#### [Aim]
Locate every line in the records below that contains the word "name", and copy each one.

#### [Task input]
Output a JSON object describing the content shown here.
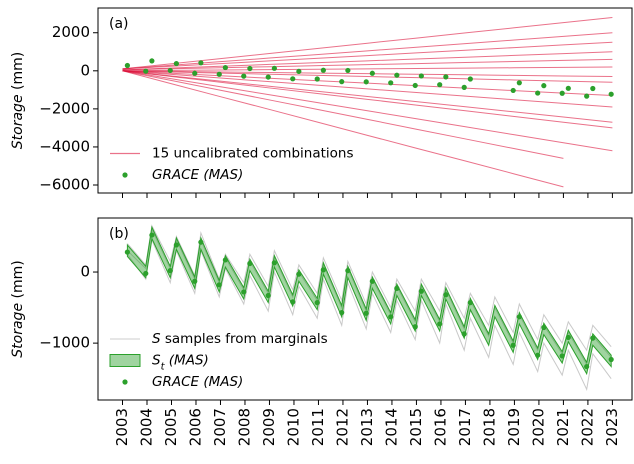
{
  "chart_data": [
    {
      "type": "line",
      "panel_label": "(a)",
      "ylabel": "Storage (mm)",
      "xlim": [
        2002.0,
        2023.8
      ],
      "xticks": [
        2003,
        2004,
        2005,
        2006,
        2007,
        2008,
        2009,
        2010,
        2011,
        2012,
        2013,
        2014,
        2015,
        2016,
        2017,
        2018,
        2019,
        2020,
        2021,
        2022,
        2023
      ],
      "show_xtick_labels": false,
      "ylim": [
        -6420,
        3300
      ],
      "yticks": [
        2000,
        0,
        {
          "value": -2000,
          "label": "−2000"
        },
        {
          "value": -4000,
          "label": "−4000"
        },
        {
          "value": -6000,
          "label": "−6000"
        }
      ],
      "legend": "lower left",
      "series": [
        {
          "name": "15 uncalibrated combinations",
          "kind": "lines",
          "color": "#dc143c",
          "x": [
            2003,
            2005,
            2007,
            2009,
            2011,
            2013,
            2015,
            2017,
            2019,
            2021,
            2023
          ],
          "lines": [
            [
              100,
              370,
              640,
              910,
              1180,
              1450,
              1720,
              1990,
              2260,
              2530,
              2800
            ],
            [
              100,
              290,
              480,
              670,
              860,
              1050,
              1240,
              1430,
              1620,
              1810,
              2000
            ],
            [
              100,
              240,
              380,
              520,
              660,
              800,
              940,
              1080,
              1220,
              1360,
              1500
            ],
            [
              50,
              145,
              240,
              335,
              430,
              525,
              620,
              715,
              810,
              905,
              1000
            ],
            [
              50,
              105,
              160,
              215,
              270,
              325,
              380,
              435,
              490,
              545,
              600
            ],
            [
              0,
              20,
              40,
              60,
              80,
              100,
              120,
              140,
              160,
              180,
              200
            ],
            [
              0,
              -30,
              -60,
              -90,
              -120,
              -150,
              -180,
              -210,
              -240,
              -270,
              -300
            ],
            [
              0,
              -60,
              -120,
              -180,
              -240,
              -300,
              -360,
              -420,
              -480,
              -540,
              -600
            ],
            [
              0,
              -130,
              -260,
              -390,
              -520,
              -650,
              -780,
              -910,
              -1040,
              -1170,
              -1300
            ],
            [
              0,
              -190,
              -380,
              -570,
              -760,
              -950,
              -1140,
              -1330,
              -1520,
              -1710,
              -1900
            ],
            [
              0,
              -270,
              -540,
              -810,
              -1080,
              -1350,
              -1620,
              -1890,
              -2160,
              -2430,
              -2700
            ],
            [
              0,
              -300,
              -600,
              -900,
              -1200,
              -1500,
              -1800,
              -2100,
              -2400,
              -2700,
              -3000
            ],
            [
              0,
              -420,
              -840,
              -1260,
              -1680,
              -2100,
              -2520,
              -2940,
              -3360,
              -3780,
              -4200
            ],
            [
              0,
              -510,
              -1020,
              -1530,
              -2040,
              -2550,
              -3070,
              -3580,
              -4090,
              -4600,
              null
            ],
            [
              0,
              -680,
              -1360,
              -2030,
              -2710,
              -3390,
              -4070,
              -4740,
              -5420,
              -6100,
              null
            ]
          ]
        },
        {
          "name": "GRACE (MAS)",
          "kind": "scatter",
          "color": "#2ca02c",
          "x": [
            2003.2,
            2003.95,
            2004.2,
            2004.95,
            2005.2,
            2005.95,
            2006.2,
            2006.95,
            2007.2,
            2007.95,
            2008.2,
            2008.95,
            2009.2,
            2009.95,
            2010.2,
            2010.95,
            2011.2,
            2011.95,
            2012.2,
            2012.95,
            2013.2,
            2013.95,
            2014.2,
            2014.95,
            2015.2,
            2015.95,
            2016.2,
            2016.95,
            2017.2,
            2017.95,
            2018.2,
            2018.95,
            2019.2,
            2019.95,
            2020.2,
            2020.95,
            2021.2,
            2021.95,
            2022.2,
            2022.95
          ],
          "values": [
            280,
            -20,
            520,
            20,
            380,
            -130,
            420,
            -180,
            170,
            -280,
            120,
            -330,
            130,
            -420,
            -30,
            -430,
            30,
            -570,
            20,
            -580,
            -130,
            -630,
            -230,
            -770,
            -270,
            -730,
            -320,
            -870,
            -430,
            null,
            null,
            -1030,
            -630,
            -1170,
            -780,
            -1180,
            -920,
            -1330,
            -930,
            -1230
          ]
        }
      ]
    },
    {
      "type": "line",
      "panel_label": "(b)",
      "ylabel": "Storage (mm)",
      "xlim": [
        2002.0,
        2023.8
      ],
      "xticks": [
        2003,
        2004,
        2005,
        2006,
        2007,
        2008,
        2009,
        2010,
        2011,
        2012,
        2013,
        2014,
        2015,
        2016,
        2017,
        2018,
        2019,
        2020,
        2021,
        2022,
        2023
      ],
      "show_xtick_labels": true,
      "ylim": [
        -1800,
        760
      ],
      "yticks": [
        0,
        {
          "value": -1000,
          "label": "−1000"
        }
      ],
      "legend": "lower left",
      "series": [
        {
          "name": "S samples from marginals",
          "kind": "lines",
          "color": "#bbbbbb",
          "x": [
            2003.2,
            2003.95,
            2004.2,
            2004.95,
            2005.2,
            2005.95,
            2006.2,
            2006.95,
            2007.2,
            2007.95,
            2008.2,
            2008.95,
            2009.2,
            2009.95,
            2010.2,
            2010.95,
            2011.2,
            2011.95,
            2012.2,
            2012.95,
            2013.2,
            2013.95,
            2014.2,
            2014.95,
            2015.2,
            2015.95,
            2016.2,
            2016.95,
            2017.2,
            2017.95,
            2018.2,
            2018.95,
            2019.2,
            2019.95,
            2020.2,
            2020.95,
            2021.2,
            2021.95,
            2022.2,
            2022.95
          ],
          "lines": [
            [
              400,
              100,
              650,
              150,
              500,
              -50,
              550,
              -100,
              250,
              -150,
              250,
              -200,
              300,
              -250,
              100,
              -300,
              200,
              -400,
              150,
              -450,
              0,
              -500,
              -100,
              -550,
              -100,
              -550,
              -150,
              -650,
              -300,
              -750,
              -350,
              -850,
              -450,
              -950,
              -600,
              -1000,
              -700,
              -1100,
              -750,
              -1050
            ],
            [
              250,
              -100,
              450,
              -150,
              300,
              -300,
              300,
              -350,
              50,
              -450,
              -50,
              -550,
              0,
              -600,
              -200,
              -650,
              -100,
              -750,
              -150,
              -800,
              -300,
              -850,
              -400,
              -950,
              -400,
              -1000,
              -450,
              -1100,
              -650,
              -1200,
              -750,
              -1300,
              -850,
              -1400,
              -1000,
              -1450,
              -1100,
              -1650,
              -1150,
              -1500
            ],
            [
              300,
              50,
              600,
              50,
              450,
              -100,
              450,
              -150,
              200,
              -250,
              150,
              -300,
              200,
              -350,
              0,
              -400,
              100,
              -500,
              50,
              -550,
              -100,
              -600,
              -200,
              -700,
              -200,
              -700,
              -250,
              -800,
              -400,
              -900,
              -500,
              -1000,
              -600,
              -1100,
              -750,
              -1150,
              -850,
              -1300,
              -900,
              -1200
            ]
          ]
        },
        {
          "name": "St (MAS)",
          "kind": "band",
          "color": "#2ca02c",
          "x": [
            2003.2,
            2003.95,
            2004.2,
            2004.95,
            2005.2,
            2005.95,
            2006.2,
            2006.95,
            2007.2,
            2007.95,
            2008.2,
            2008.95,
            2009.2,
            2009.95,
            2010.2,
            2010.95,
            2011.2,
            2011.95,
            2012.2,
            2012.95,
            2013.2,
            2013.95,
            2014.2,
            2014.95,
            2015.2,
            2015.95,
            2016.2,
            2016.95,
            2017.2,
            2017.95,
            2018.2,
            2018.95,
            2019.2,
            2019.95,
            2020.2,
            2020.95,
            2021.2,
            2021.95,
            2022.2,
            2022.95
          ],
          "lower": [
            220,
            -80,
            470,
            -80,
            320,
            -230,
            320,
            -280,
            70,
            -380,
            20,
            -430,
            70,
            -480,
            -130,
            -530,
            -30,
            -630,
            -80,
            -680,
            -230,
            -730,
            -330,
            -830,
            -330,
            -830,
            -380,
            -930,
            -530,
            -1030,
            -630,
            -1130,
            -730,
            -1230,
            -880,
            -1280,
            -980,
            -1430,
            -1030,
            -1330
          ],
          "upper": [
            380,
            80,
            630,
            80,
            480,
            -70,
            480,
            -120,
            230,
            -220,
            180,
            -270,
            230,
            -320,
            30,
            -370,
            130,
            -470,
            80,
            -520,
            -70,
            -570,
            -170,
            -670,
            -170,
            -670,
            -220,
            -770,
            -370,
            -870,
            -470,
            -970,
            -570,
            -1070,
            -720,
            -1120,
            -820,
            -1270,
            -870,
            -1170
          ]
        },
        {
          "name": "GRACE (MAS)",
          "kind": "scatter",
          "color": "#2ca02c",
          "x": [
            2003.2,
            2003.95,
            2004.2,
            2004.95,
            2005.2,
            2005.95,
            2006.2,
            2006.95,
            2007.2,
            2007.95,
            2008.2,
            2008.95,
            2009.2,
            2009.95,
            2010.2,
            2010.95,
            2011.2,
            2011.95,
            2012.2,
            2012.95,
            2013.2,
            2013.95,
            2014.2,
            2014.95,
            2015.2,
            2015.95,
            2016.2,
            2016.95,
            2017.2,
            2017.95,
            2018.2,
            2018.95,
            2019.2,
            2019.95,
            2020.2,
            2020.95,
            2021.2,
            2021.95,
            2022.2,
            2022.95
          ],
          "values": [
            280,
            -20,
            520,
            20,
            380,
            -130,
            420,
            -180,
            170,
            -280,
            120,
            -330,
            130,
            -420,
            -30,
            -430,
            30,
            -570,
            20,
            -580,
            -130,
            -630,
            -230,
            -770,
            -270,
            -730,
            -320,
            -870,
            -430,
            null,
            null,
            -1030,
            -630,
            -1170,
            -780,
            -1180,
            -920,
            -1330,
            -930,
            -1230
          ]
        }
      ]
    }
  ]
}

#### [Answer]
          "name": "15 uncalibrated combinations",
          "name": "GRACE (MAS)",
          "name": "S samples from marginals",
          "name": "St (MAS)",
          "name": "GRACE (MAS)",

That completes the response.